(WHAT NEEDS TO BE DONE):
Extract all records. Keep each one exact.

------------------------------------------------------------

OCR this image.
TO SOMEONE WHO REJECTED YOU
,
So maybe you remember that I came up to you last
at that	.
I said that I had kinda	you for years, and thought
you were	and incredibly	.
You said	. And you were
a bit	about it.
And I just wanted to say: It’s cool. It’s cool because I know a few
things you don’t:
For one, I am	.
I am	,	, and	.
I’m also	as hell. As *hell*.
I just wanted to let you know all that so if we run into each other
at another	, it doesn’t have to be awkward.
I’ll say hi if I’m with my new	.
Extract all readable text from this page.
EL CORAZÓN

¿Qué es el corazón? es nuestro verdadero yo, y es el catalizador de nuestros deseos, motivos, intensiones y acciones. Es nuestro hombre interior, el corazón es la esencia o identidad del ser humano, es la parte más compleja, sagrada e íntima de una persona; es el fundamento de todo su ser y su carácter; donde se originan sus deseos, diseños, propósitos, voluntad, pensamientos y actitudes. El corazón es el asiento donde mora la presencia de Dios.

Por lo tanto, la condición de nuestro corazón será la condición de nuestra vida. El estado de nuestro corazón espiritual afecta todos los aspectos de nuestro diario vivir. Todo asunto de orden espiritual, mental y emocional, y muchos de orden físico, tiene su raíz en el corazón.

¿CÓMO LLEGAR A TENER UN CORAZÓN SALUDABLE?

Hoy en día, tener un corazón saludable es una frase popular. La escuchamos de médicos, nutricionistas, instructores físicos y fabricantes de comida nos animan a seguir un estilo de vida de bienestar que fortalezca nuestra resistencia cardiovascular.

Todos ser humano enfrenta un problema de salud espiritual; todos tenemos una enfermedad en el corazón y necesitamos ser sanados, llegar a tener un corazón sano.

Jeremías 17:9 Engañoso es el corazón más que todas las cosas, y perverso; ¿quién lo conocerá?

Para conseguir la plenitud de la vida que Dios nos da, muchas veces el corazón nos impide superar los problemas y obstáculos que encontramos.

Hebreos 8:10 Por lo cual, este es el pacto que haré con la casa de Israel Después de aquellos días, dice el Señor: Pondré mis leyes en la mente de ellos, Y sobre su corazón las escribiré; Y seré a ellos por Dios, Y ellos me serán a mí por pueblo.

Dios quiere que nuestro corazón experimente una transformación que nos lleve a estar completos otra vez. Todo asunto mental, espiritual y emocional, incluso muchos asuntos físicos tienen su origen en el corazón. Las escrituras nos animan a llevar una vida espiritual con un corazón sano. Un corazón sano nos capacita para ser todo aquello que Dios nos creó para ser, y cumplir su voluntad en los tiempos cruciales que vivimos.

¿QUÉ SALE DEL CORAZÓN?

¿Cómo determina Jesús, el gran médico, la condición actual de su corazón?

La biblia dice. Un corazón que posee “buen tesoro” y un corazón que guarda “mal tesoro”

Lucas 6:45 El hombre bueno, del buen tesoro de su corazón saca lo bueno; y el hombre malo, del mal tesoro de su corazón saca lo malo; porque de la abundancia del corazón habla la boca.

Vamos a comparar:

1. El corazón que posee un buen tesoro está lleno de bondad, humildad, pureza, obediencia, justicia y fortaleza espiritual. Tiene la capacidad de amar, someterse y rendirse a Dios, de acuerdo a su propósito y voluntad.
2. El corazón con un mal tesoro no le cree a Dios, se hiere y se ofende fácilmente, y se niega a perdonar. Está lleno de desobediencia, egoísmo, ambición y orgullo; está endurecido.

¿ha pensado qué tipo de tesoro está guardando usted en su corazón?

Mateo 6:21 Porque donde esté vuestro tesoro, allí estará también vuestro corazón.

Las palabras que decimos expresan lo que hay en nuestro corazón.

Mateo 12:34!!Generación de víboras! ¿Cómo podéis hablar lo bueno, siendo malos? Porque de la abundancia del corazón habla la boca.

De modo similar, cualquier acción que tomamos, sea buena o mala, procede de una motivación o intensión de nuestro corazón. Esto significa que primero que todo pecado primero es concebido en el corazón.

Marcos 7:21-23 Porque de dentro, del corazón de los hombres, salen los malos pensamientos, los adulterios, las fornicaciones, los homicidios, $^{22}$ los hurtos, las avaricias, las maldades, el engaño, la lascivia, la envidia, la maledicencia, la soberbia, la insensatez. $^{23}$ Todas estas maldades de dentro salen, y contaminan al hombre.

------------------------------------------------------------

(RESULT):
OCR this image.
TO SOMEONE WHO REJECTED YOU
,
So maybe you remember that I came up to you last
at that	.
I said that I had kinda	you for years, and thought
you were	and incredibly	.
You said	. And you were
a bit	about it.
And I just wanted to say: It’s cool. It’s cool because I know a few
things you don’t:
For one, I am	.
I am	,	, and	.
I’m also	as hell. As *hell*.
I just wanted to let you know all that so if we run into each other
at another	, it doesn’t have to be awkward.
I’ll say hi if I’m with my new	.
Extract all readable text from this page.
EL CORAZÓN

¿Qué es el corazón? es nuestro verdadero yo, y es el catalizador de nuestros deseos, motivos, intensiones y acciones. Es nuestro hombre interior, el corazón es la esencia o identidad del ser humano, es la parte más compleja, sagrada e íntima de una persona; es el fundamento de todo su ser y su carácter; donde se originan sus deseos, diseños, propósitos, voluntad, pensamientos y actitudes. El corazón es el asiento donde mora la presencia de Dios.

Por lo tanto, la condición de nuestro corazón será la condición de nuestra vida. El estado de nuestro corazón espiritual afecta todos los aspectos de nuestro diario vivir. Todo asunto de orden espiritual, mental y emocional, y muchos de orden físico, tiene su raíz en el corazón.

¿CÓMO LLEGAR A TENER UN CORAZÓN SALUDABLE?

Hoy en día, tener un corazón saludable es una frase popular. La escuchamos de médicos, nutricionistas, instructores físicos y fabricantes de comida nos animan a seguir un estilo de vida de bienestar que fortalezca nuestra resistencia cardiovascular.

Todos ser humano enfrenta un problema de salud espiritual; todos tenemos una enfermedad en el corazón y necesitamos ser sanados, llegar a tener un corazón sano.

Jeremías 17:9 Engañoso es el corazón más que todas las cosas, y perverso; ¿quién lo conocerá?

Para conseguir la plenitud de la vida que Dios nos da, muchas veces el corazón nos impide superar los problemas y obstáculos que encontramos.

Hebreos 8:10 Por lo cual, este es el pacto que haré con la casa de Israel Después de aquellos días, dice el Señor: Pondré mis leyes en la mente de ellos, Y sobre su corazón las escribiré; Y seré a ellos por Dios, Y ellos me serán a mí por pueblo.

Dios quiere que nuestro corazón experimente una transformación que nos lleve a estar completos otra vez. Todo asunto mental, espiritual y emocional, incluso muchos asuntos físicos tienen su origen en el corazón. Las escrituras nos animan a llevar una vida espiritual con un corazón sano. Un corazón sano nos capacita para ser todo aquello que Dios nos creó para ser, y cumplir su voluntad en los tiempos cruciales que vivimos.

¿QUÉ SALE DEL CORAZÓN?

¿Cómo determina Jesús, el gran médico, la condición actual de su corazón?

La biblia dice. Un corazón que posee “buen tesoro” y un corazón que guarda “mal tesoro”

Lucas 6:45 El hombre bueno, del buen tesoro de su corazón saca lo bueno; y el hombre malo, del mal tesoro de su corazón saca lo malo; porque de la abundancia del corazón habla la boca.

Vamos a comparar:

1. El corazón que posee un buen tesoro está lleno de bondad, humildad, pureza, obediencia, justicia y fortaleza espiritual. Tiene la capacidad de amar, someterse y rendirse a Dios, de acuerdo a su propósito y voluntad.
2. El corazón con un mal tesoro no le cree a Dios, se hiere y se ofende fácilmente, y se niega a perdonar. Está lleno de desobediencia, egoísmo, ambición y orgullo; está endurecido.

¿ha pensado qué tipo de tesoro está guardando usted en su corazón?

Mateo 6:21 Porque donde esté vuestro tesoro, allí estará también vuestro corazón.

Las palabras que decimos expresan lo que hay en nuestro corazón.

Mateo 12:34!!Generación de víboras! ¿Cómo podéis hablar lo bueno, siendo malos? Porque de la abundancia del corazón habla la boca.

De modo similar, cualquier acción que tomamos, sea buena o mala, procede de una motivación o intensión de nuestro corazón. Esto significa que primero que todo pecado primero es concebido en el corazón.

Marcos 7:21-23 Porque de dentro, del corazón de los hombres, salen los malos pensamientos, los adulterios, las fornicaciones, los homicidios, $^{22}$ los hurtos, las avaricias, las maldades, el engaño, la lascivia, la envidia, la maledicencia, la soberbia, la insensatez. $^{23}$ Todas estas maldades de dentro salen, y contaminan al hombre.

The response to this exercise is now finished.